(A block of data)
◆ ◆ ◆ ◆ ◆ ◆ ◆
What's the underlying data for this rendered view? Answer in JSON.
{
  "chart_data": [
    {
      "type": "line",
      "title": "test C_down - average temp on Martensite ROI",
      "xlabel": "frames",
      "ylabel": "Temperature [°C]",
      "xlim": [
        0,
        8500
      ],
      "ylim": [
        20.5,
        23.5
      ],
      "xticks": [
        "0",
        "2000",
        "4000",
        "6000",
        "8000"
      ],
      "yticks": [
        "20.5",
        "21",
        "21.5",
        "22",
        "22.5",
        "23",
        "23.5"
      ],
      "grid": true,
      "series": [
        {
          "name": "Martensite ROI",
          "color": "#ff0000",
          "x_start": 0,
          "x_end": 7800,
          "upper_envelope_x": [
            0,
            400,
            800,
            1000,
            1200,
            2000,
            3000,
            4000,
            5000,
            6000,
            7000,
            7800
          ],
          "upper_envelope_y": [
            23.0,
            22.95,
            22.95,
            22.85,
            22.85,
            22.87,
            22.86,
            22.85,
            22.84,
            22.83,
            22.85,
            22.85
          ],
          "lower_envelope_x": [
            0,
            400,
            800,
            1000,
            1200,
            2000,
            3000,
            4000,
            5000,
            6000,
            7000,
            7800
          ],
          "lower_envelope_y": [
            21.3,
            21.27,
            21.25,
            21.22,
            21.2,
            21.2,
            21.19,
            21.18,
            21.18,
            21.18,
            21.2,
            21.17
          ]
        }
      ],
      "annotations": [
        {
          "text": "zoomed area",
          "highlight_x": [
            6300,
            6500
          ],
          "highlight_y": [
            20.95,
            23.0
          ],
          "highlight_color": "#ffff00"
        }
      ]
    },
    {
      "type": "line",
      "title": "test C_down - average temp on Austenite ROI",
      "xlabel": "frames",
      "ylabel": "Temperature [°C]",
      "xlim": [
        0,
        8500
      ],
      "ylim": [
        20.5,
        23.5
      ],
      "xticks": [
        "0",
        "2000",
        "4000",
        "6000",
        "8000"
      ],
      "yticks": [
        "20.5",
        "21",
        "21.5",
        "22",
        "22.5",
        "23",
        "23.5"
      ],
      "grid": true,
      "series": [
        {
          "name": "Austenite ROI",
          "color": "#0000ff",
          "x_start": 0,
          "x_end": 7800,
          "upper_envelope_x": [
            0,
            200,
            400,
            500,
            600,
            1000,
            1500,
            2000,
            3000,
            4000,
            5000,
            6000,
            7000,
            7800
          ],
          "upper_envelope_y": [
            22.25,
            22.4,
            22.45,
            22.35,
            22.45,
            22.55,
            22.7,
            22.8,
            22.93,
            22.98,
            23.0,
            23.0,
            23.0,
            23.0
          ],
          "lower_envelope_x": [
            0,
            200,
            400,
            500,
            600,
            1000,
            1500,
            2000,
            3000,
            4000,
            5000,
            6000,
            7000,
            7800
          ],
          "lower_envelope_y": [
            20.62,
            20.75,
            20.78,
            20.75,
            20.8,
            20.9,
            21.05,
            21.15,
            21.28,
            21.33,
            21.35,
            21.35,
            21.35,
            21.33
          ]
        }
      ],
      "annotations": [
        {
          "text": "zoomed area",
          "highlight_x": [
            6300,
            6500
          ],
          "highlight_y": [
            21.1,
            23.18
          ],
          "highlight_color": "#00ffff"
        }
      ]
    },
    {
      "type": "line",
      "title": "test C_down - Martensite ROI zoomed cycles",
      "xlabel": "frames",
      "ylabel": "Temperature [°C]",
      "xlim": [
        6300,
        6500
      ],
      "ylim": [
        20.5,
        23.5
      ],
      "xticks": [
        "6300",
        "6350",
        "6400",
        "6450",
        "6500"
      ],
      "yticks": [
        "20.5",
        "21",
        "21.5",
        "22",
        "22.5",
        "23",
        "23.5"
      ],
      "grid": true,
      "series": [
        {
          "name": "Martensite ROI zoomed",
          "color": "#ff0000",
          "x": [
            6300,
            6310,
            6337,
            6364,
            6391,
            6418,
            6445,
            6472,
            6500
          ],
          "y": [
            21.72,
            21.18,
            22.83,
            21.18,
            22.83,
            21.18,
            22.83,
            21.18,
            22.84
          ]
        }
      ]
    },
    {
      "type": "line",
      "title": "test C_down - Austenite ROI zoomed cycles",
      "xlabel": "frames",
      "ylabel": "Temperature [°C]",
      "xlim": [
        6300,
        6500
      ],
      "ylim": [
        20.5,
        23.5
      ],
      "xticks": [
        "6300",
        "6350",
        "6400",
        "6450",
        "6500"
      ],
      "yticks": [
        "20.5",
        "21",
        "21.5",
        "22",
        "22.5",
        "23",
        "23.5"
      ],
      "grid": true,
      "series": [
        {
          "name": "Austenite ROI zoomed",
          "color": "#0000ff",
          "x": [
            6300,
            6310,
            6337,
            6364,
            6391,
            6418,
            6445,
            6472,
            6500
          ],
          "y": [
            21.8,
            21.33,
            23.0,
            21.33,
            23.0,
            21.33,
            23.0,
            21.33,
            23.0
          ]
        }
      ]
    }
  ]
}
◆ ◆ ◆ ◆ ◆ ◆ ◆
All of the data needs to be reproduced exactly, with no line missing.

What's the underlying data for this rendered view? Answer in JSON.
{
  "chart_data": [
    {
      "type": "line",
      "title": "test C_down - average temp on Martensite ROI",
      "xlabel": "frames",
      "ylabel": "Temperature [°C]",
      "xlim": [
        0,
        8500
      ],
      "ylim": [
        20.5,
        23.5
      ],
      "xticks": [
        "0",
        "2000",
        "4000",
        "6000",
        "8000"
      ],
      "yticks": [
        "20.5",
        "21",
        "21.5",
        "22",
        "22.5",
        "23",
        "23.5"
      ],
      "grid": true,
      "series": [
        {
          "name": "Martensite ROI",
          "color": "#ff0000",
          "x_start": 0,
          "x_end": 7800,
          "upper_envelope_x": [
            0,
            400,
            800,
            1000,
            1200,
            2000,
            3000,
            4000,
            5000,
            6000,
            7000,
            7800
          ],
          "upper_envelope_y": [
            23.0,
            22.95,
            22.95,
            22.85,
            22.85,
            22.87,
            22.86,
            22.85,
            22.84,
            22.83,
            22.85,
            22.85
          ],
          "lower_envelope_x": [
            0,
            400,
            800,
            1000,
            1200,
            2000,
            3000,
            4000,
            5000,
            6000,
            7000,
            7800
          ],
          "lower_envelope_y": [
            21.3,
            21.27,
            21.25,
            21.22,
            21.2,
            21.2,
            21.19,
            21.18,
            21.18,
            21.18,
            21.2,
            21.17
          ]
        }
      ],
      "annotations": [
        {
          "text": "zoomed area",
          "highlight_x": [
            6300,
            6500
          ],
          "highlight_y": [
            20.95,
            23.0
          ],
          "highlight_color": "#ffff00"
        }
      ]
    },
    {
      "type": "line",
      "title": "test C_down - average temp on Austenite ROI",
      "xlabel": "frames",
      "ylabel": "Temperature [°C]",
      "xlim": [
        0,
        8500
      ],
      "ylim": [
        20.5,
        23.5
      ],
      "xticks": [
        "0",
        "2000",
        "4000",
        "6000",
        "8000"
      ],
      "yticks": [
        "20.5",
        "21",
        "21.5",
        "22",
        "22.5",
        "23",
        "23.5"
      ],
      "grid": true,
      "series": [
        {
          "name": "Austenite ROI",
          "color": "#0000ff",
          "x_start": 0,
          "x_end": 7800,
          "upper_envelope_x": [
            0,
            200,
            400,
            500,
            600,
            1000,
            1500,
            2000,
            3000,
            4000,
            5000,
            6000,
            7000,
            7800
          ],
          "upper_envelope_y": [
            22.25,
            22.4,
            22.45,
            22.35,
            22.45,
            22.55,
            22.7,
            22.8,
            22.93,
            22.98,
            23.0,
            23.0,
            23.0,
            23.0
          ],
          "lower_envelope_x": [
            0,
            200,
            400,
            500,
            600,
            1000,
            1500,
            2000,
            3000,
            4000,
            5000,
            6000,
            7000,
            7800
          ],
          "lower_envelope_y": [
            20.62,
            20.75,
            20.78,
            20.75,
            20.8,
            20.9,
            21.05,
            21.15,
            21.28,
            21.33,
            21.35,
            21.35,
            21.35,
            21.33
          ]
        }
      ],
      "annotations": [
        {
          "text": "zoomed area",
          "highlight_x": [
            6300,
            6500
          ],
          "highlight_y": [
            21.1,
            23.18
          ],
          "highlight_color": "#00ffff"
        }
      ]
    },
    {
      "type": "line",
      "title": "test C_down - Martensite ROI zoomed cycles",
      "xlabel": "frames",
      "ylabel": "Temperature [°C]",
      "xlim": [
        6300,
        6500
      ],
      "ylim": [
        20.5,
        23.5
      ],
      "xticks": [
        "6300",
        "6350",
        "6400",
        "6450",
        "6500"
      ],
      "yticks": [
        "20.5",
        "21",
        "21.5",
        "22",
        "22.5",
        "23",
        "23.5"
      ],
      "grid": true,
      "series": [
        {
          "name": "Martensite ROI zoomed",
          "color": "#ff0000",
          "x": [
            6300,
            6310,
            6337,
            6364,
            6391,
            6418,
            6445,
            6472,
            6500
          ],
          "y": [
            21.72,
            21.18,
            22.83,
            21.18,
            22.83,
            21.18,
            22.83,
            21.18,
            22.84
          ]
        }
      ]
    },
    {
      "type": "line",
      "title": "test C_down - Austenite ROI zoomed cycles",
      "xlabel": "frames",
      "ylabel": "Temperature [°C]",
      "xlim": [
        6300,
        6500
      ],
      "ylim": [
        20.5,
        23.5
      ],
      "xticks": [
        "6300",
        "6350",
        "6400",
        "6450",
        "6500"
      ],
      "yticks": [
        "20.5",
        "21",
        "21.5",
        "22",
        "22.5",
        "23",
        "23.5"
      ],
      "grid": true,
      "series": [
        {
          "name": "Austenite ROI zoomed",
          "color": "#0000ff",
          "x": [
            6300,
            6310,
            6337,
            6364,
            6391,
            6418,
            6445,
            6472,
            6500
          ],
          "y": [
            21.8,
            21.33,
            23.0,
            21.33,
            23.0,
            21.33,
            23.0,
            21.33,
            23.0
          ]
        }
      ]
    }
  ]
}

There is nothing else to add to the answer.